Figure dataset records

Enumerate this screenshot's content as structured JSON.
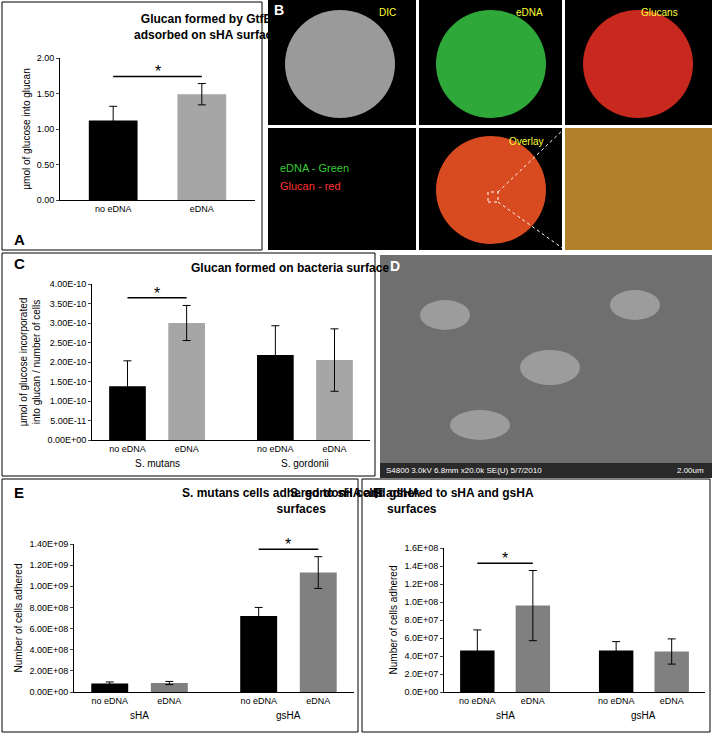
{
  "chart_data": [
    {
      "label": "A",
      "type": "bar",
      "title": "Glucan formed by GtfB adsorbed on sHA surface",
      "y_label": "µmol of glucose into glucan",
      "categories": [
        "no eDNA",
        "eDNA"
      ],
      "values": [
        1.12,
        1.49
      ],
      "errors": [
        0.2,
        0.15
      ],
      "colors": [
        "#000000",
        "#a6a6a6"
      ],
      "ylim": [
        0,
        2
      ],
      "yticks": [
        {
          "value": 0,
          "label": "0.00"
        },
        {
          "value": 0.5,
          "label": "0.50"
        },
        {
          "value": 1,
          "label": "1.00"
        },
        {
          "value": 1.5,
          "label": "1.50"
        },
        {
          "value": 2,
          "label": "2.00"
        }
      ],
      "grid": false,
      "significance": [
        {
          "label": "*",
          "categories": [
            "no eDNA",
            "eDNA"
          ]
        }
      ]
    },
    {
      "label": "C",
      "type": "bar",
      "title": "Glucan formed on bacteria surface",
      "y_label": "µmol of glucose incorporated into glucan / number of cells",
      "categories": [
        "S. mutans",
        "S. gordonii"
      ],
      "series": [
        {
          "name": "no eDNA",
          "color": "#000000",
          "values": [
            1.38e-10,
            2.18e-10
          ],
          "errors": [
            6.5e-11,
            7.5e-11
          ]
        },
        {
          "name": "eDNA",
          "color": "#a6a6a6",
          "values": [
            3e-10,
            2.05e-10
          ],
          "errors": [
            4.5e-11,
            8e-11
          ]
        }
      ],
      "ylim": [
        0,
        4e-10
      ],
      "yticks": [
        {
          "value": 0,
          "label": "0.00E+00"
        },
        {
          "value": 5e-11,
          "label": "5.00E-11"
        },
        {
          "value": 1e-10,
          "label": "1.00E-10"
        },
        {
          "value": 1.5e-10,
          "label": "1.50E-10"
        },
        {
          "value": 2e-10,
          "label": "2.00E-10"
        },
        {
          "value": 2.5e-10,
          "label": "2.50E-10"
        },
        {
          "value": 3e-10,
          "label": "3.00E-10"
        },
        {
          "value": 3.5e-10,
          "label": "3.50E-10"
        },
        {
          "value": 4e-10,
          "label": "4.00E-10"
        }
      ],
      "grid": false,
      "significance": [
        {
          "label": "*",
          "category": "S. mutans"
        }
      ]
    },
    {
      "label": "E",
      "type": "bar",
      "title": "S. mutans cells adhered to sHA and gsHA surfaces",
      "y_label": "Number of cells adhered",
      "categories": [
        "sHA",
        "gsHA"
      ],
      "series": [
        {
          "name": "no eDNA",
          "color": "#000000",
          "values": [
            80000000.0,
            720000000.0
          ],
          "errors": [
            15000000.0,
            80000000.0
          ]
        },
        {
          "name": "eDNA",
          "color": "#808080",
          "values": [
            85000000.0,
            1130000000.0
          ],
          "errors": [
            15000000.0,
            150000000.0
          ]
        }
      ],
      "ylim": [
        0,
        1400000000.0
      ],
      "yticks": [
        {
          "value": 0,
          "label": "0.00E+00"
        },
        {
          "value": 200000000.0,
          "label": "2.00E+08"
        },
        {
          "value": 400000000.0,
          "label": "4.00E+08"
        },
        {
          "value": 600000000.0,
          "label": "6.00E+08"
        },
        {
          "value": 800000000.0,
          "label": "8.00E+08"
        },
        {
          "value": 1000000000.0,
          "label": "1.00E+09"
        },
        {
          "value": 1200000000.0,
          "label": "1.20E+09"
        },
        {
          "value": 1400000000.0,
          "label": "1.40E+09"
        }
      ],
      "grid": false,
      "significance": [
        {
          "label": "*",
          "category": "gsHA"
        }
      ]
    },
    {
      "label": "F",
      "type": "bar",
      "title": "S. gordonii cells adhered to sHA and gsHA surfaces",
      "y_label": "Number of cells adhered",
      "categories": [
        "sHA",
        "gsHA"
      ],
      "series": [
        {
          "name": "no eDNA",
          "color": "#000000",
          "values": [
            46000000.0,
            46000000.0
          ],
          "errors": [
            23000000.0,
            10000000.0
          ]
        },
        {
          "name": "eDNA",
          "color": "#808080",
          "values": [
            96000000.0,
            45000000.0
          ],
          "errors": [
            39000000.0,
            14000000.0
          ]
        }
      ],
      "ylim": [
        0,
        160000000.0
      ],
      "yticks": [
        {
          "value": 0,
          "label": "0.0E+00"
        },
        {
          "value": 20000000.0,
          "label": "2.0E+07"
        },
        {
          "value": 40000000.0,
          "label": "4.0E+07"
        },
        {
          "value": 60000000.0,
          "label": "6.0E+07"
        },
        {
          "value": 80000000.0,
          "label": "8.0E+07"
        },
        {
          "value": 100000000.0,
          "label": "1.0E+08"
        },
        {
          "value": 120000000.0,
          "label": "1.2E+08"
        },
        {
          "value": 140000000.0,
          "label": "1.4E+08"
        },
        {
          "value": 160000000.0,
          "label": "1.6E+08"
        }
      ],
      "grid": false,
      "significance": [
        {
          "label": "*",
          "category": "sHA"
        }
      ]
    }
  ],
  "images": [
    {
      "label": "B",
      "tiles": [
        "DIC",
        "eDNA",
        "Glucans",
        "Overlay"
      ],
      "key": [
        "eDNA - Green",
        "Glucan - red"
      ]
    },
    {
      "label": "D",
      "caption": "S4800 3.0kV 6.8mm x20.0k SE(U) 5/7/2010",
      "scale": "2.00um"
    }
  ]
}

◆ **TASK OBJECTIVE**:
Word for word, return the records shown above without their pictures.

◆ **SOLUTION TO THE EXERCISE**:
Enumerate this screenshot's content as structured JSON.
{
  "chart_data": [
    {
      "label": "A",
      "type": "bar",
      "title": "Glucan formed by GtfB adsorbed on sHA surface",
      "y_label": "µmol of glucose into glucan",
      "categories": [
        "no eDNA",
        "eDNA"
      ],
      "values": [
        1.12,
        1.49
      ],
      "errors": [
        0.2,
        0.15
      ],
      "colors": [
        "#000000",
        "#a6a6a6"
      ],
      "ylim": [
        0,
        2
      ],
      "yticks": [
        {
          "value": 0,
          "label": "0.00"
        },
        {
          "value": 0.5,
          "label": "0.50"
        },
        {
          "value": 1,
          "label": "1.00"
        },
        {
          "value": 1.5,
          "label": "1.50"
        },
        {
          "value": 2,
          "label": "2.00"
        }
      ],
      "grid": false,
      "significance": [
        {
          "label": "*",
          "categories": [
            "no eDNA",
            "eDNA"
          ]
        }
      ]
    },
    {
      "label": "C",
      "type": "bar",
      "title": "Glucan formed on bacteria surface",
      "y_label": "µmol of glucose incorporated into glucan / number of cells",
      "categories": [
        "S. mutans",
        "S. gordonii"
      ],
      "series": [
        {
          "name": "no eDNA",
          "color": "#000000",
          "values": [
            1.38e-10,
            2.18e-10
          ],
          "errors": [
            6.5e-11,
            7.5e-11
          ]
        },
        {
          "name": "eDNA",
          "color": "#a6a6a6",
          "values": [
            3e-10,
            2.05e-10
          ],
          "errors": [
            4.5e-11,
            8e-11
          ]
        }
      ],
      "ylim": [
        0,
        4e-10
      ],
      "yticks": [
        {
          "value": 0,
          "label": "0.00E+00"
        },
        {
          "value": 5e-11,
          "label": "5.00E-11"
        },
        {
          "value": 1e-10,
          "label": "1.00E-10"
        },
        {
          "value": 1.5e-10,
          "label": "1.50E-10"
        },
        {
          "value": 2e-10,
          "label": "2.00E-10"
        },
        {
          "value": 2.5e-10,
          "label": "2.50E-10"
        },
        {
          "value": 3e-10,
          "label": "3.00E-10"
        },
        {
          "value": 3.5e-10,
          "label": "3.50E-10"
        },
        {
          "value": 4e-10,
          "label": "4.00E-10"
        }
      ],
      "grid": false,
      "significance": [
        {
          "label": "*",
          "category": "S. mutans"
        }
      ]
    },
    {
      "label": "E",
      "type": "bar",
      "title": "S. mutans cells adhered to sHA and gsHA surfaces",
      "y_label": "Number of cells adhered",
      "categories": [
        "sHA",
        "gsHA"
      ],
      "series": [
        {
          "name": "no eDNA",
          "color": "#000000",
          "values": [
            80000000.0,
            720000000.0
          ],
          "errors": [
            15000000.0,
            80000000.0
          ]
        },
        {
          "name": "eDNA",
          "color": "#808080",
          "values": [
            85000000.0,
            1130000000.0
          ],
          "errors": [
            15000000.0,
            150000000.0
          ]
        }
      ],
      "ylim": [
        0,
        1400000000.0
      ],
      "yticks": [
        {
          "value": 0,
          "label": "0.00E+00"
        },
        {
          "value": 200000000.0,
          "label": "2.00E+08"
        },
        {
          "value": 400000000.0,
          "label": "4.00E+08"
        },
        {
          "value": 600000000.0,
          "label": "6.00E+08"
        },
        {
          "value": 800000000.0,
          "label": "8.00E+08"
        },
        {
          "value": 1000000000.0,
          "label": "1.00E+09"
        },
        {
          "value": 1200000000.0,
          "label": "1.20E+09"
        },
        {
          "value": 1400000000.0,
          "label": "1.40E+09"
        }
      ],
      "grid": false,
      "significance": [
        {
          "label": "*",
          "category": "gsHA"
        }
      ]
    },
    {
      "label": "F",
      "type": "bar",
      "title": "S. gordonii cells adhered to sHA and gsHA surfaces",
      "y_label": "Number of cells adhered",
      "categories": [
        "sHA",
        "gsHA"
      ],
      "series": [
        {
          "name": "no eDNA",
          "color": "#000000",
          "values": [
            46000000.0,
            46000000.0
          ],
          "errors": [
            23000000.0,
            10000000.0
          ]
        },
        {
          "name": "eDNA",
          "color": "#808080",
          "values": [
            96000000.0,
            45000000.0
          ],
          "errors": [
            39000000.0,
            14000000.0
          ]
        }
      ],
      "ylim": [
        0,
        160000000.0
      ],
      "yticks": [
        {
          "value": 0,
          "label": "0.0E+00"
        },
        {
          "value": 20000000.0,
          "label": "2.0E+07"
        },
        {
          "value": 40000000.0,
          "label": "4.0E+07"
        },
        {
          "value": 60000000.0,
          "label": "6.0E+07"
        },
        {
          "value": 80000000.0,
          "label": "8.0E+07"
        },
        {
          "value": 100000000.0,
          "label": "1.0E+08"
        },
        {
          "value": 120000000.0,
          "label": "1.2E+08"
        },
        {
          "value": 140000000.0,
          "label": "1.4E+08"
        },
        {
          "value": 160000000.0,
          "label": "1.6E+08"
        }
      ],
      "grid": false,
      "significance": [
        {
          "label": "*",
          "category": "sHA"
        }
      ]
    }
  ],
  "images": [
    {
      "label": "B",
      "tiles": [
        "DIC",
        "eDNA",
        "Glucans",
        "Overlay"
      ],
      "key": [
        "eDNA - Green",
        "Glucan - red"
      ]
    },
    {
      "label": "D",
      "caption": "S4800 3.0kV 6.8mm x20.0k SE(U) 5/7/2010",
      "scale": "2.00um"
    }
  ]
}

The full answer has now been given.